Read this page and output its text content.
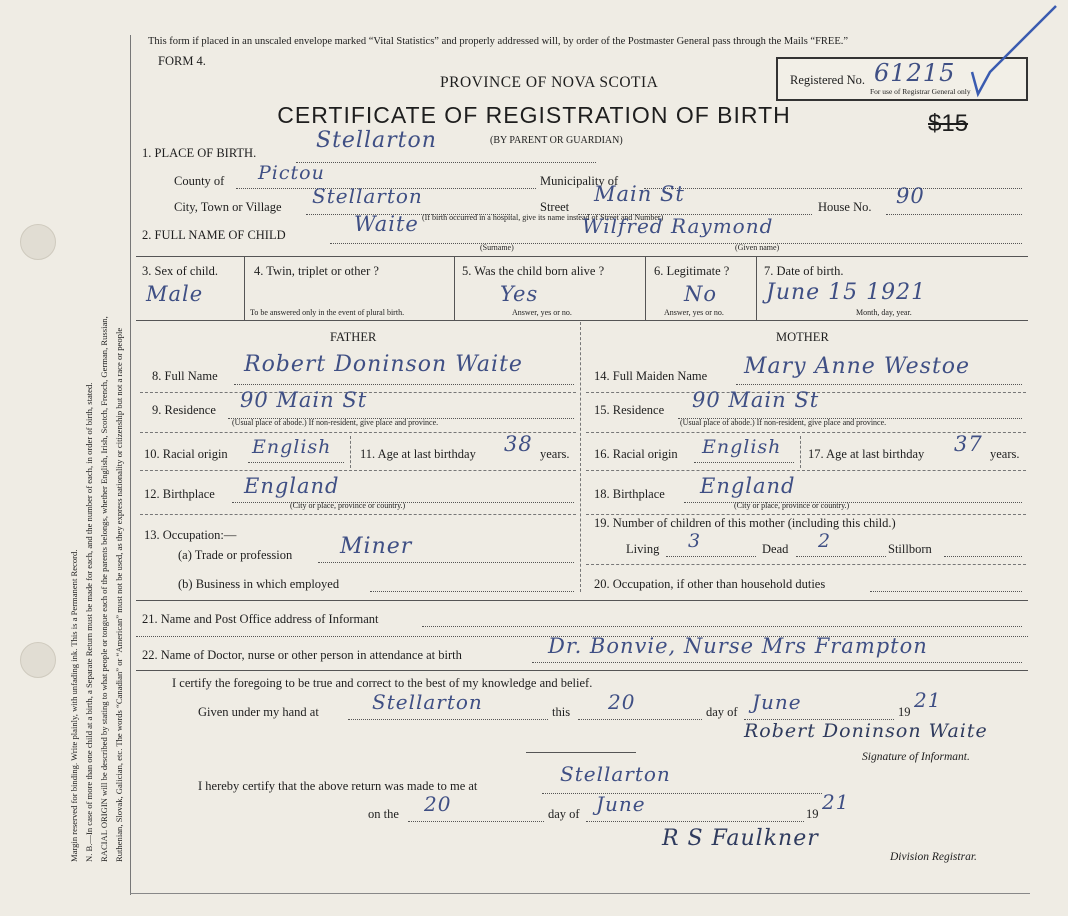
Margin reserved for binding. Write plainly, with unfading ink. This is a Permanent Record. N. B.—In case of more than one child at a birth, a Separate Return must be made for each, and the number of each, in order of birth, stated. RACIAL ORIGIN will be described by stating to what people or tongue each of the parents belongs, whether English, Irish, Scotch, French, German, Russian, Ruthenian, Slovak, Galician, etc. The words “Canadian” or “American” must not be used, as they express nationality or citizenship but not a race or people
This form if placed in an unscaled envelope marked “Vital Statistics” and properly addressed will, by order of the Postmaster General pass through the Mails “FREE.”
FORM 4.
PROVINCE OF NOVA SCOTIA
CERTIFICATE OF REGISTRATION OF BIRTH
(BY PARENT OR GUARDIAN)
Registered No. 61215
For use of Registrar General only
$15
1. PLACE OF BIRTH.	Stellarton
County of Pictou	Municipality of
City, Town or Village Stellarton	Street
Main St
House No. 90
(If birth occurred in a hospital, give its name instead of Street and Number)
2. FULL NAME OF CHILD	Waite	Wilfred Raymond
(Surname)	(Given name)
3. Sex of child.
Male
4. Twin, triplet or other ?
To be answered only in the event of plural birth.
5. Was the child born alive ?
Yes
Answer, yes or no.
6. Legitimate ?
No
Answer, yes or no.
7. Date of birth.
June 15 1921
Month, day, year.
FATHER	MOTHER
8. Full Name Robert Doninson Waite
9. Residence 90 Main St
(Usual place of abode.) If non-resident, give place and province.
10. Racial origin English 11. Age at last birthday 38 years.
12. Birthplace England
(City or place, province or country.)
13. Occupation:—
(a) Trade or profession Miner
(b) Business in which employed
14. Full Maiden Name Mary Anne Westoe
15. Residence 90 Main St
(Usual place of abode.) If non-resident, give place and province.
16. Racial origin English 17. Age at last birthday 37 years.
18. Birthplace England
(City or place, province or country.)
19. Number of children of this mother (including this child.)
Living 3	Dead 2	Stillborn
20. Occupation, if other than household duties
21. Name and Post Office address of Informant
22. Name of Doctor, nurse or other person in attendance at birth	Dr. Bonvie, Nurse Mrs Frampton
I certify the foregoing to be true and correct to the best of my knowledge and belief.
Given under my hand at	Stellarton	this 20	day of June	19 21
Robert Doninson Waite
Signature of Informant.
I hereby certify that the above return was made to me at	Stellarton
on the 20	day of June	19 21
R S Faulkner
Division Registrar.
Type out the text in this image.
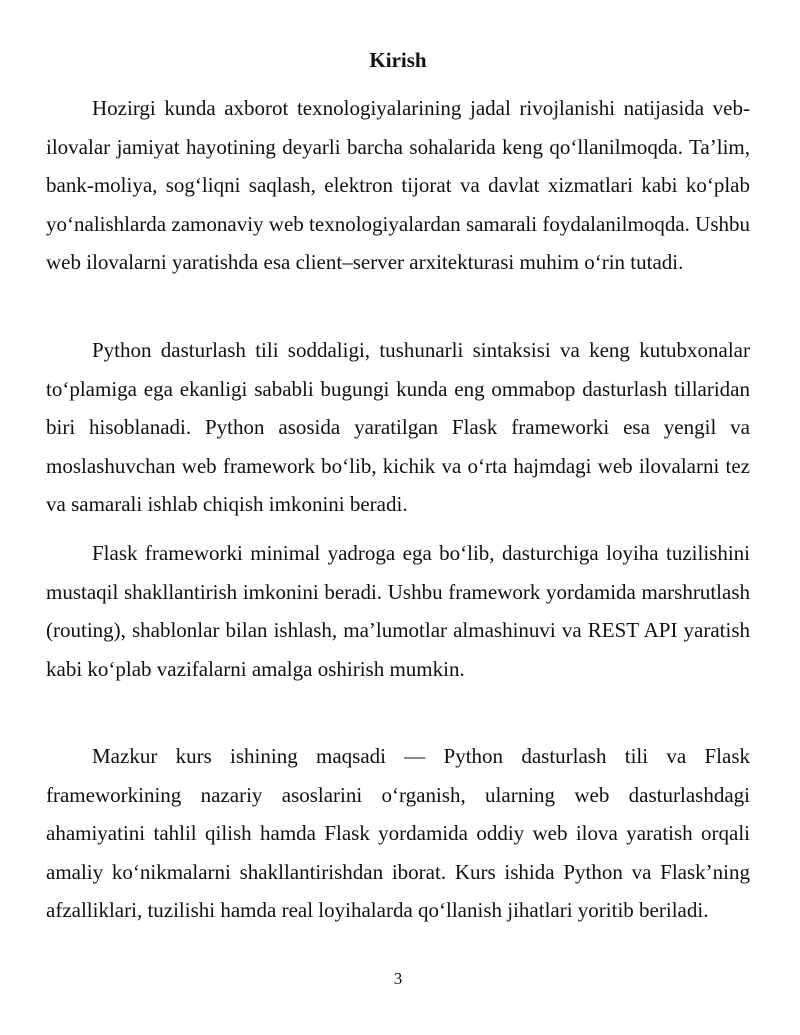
Kirish

Hozirgi kunda axborot texnologiyalarining jadal rivojlanishi natijasida veb-ilovalar jamiyat hayotining deyarli barcha sohalarida keng qo‘llanilmoqda. Ta’lim, bank-moliya, sog‘liqni saqlash, elektron tijorat va davlat xizmatlari kabi ko‘plab yo‘nalishlarda zamonaviy web texnologiyalardan samarali foydalanilmoqda. Ushbu web ilovalarni yaratishda esa client–server arxitekturasi muhim o‘rin tutadi.

Python dasturlash tili soddaligi, tushunarli sintaksisi va keng kutubxonalar to‘plamiga ega ekanligi sababli bugungi kunda eng ommabop dasturlash tillaridan biri hisoblanadi. Python asosida yaratilgan Flask frameworki esa yengil va moslashuvchan web framework bo‘lib, kichik va o‘rta hajmdagi web ilovalarni tez va samarali ishlab chiqish imkonini beradi.

Flask frameworki minimal yadroga ega bo‘lib, dasturchiga loyiha tuzilishini mustaqil shakllantirish imkonini beradi. Ushbu framework yordamida marshrutlash (routing), shablonlar bilan ishlash, ma’lumotlar almashinuvi va REST API yaratish kabi ko‘plab vazifalarni amalga oshirish mumkin.

Mazkur kurs ishining maqsadi — Python dasturlash tili va Flask frameworkining nazariy asoslarini o‘rganish, ularning web dasturlashdagi ahamiyatini tahlil qilish hamda Flask yordamida oddiy web ilova yaratish orqali amaliy ko‘nikmalarni shakllantirishdan iborat. Kurs ishida Python va Flask’ning afzalliklari, tuzilishi hamda real loyihalarda qo‘llanish jihatlari yoritib beriladi.

3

» **Given request**
Search the lines for the string "Occupation" and copy every line that has it.

» **Output of the exercise**
13. Occupation:—
20. Occupation, if other than household duties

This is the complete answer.